Extracted data entries:
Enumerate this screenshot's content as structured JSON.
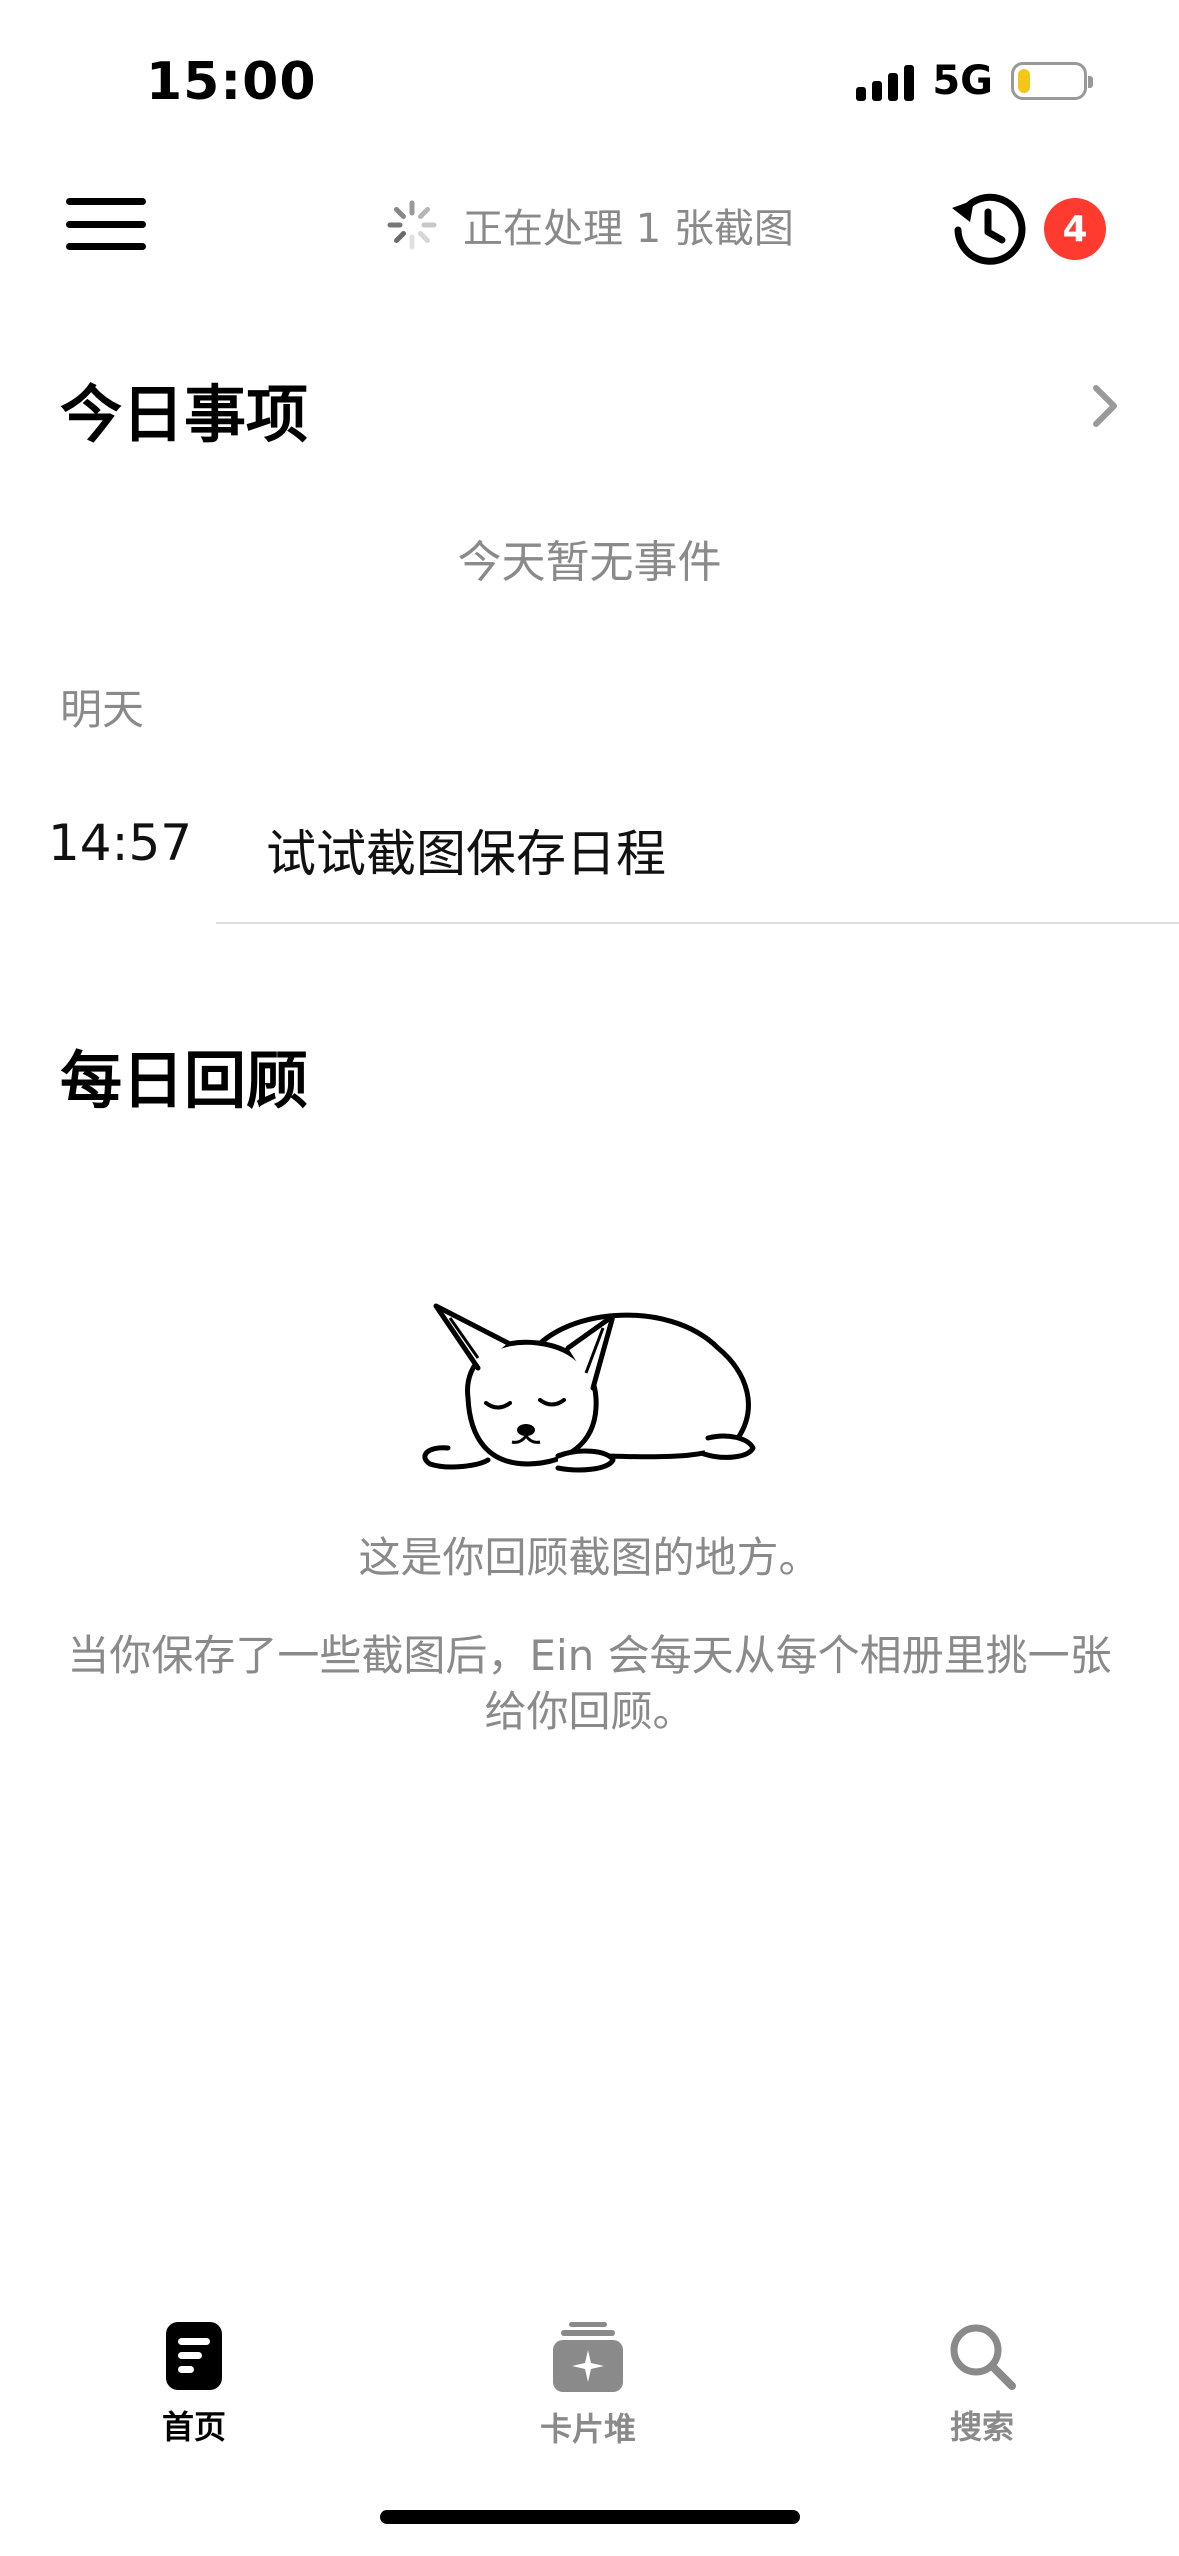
{
  "status_bar": {
    "time": "15:00",
    "network": "5G",
    "battery_level": 0.2
  },
  "nav": {
    "processing_text": "正在处理 1 张截图",
    "badge_count": "4"
  },
  "today": {
    "title": "今日事项",
    "empty_text": "今天暂无事件",
    "tomorrow_label": "明天",
    "events": [
      {
        "time": "14:57",
        "title": "试试截图保存日程"
      }
    ]
  },
  "review": {
    "title": "每日回顾",
    "line1": "这是你回顾截图的地方。",
    "line2": "当你保存了一些截图后，Ein 会每天从每个相册里挑一张给你回顾。"
  },
  "tabs": [
    {
      "label": "首页",
      "icon": "home-doc-icon",
      "active": true
    },
    {
      "label": "卡片堆",
      "icon": "card-stack-icon",
      "active": false
    },
    {
      "label": "搜索",
      "icon": "search-icon",
      "active": false
    }
  ],
  "colors": {
    "accent_active": "#000000",
    "inactive": "#8a8a8a",
    "badge": "#ff3b30",
    "battery": "#f5c518"
  }
}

— WHAT NEEDS TO BE DONE —
All of the records above must be copied exactly, except for the pictures.

— IN RESPONSE —
Enumerate this screenshot's content as structured JSON.
{
  "status_bar": {
    "time": "15:00",
    "network": "5G",
    "battery_level": 0.2
  },
  "nav": {
    "processing_text": "正在处理 1 张截图",
    "badge_count": "4"
  },
  "today": {
    "title": "今日事项",
    "empty_text": "今天暂无事件",
    "tomorrow_label": "明天",
    "events": [
      {
        "time": "14:57",
        "title": "试试截图保存日程"
      }
    ]
  },
  "review": {
    "title": "每日回顾",
    "line1": "这是你回顾截图的地方。",
    "line2": "当你保存了一些截图后，Ein 会每天从每个相册里挑一张给你回顾。"
  },
  "tabs": [
    {
      "label": "首页",
      "icon": "home-doc-icon",
      "active": true
    },
    {
      "label": "卡片堆",
      "icon": "card-stack-icon",
      "active": false
    },
    {
      "label": "搜索",
      "icon": "search-icon",
      "active": false
    }
  ],
  "colors": {
    "accent_active": "#000000",
    "inactive": "#8a8a8a",
    "badge": "#ff3b30",
    "battery": "#f5c518"
  }
}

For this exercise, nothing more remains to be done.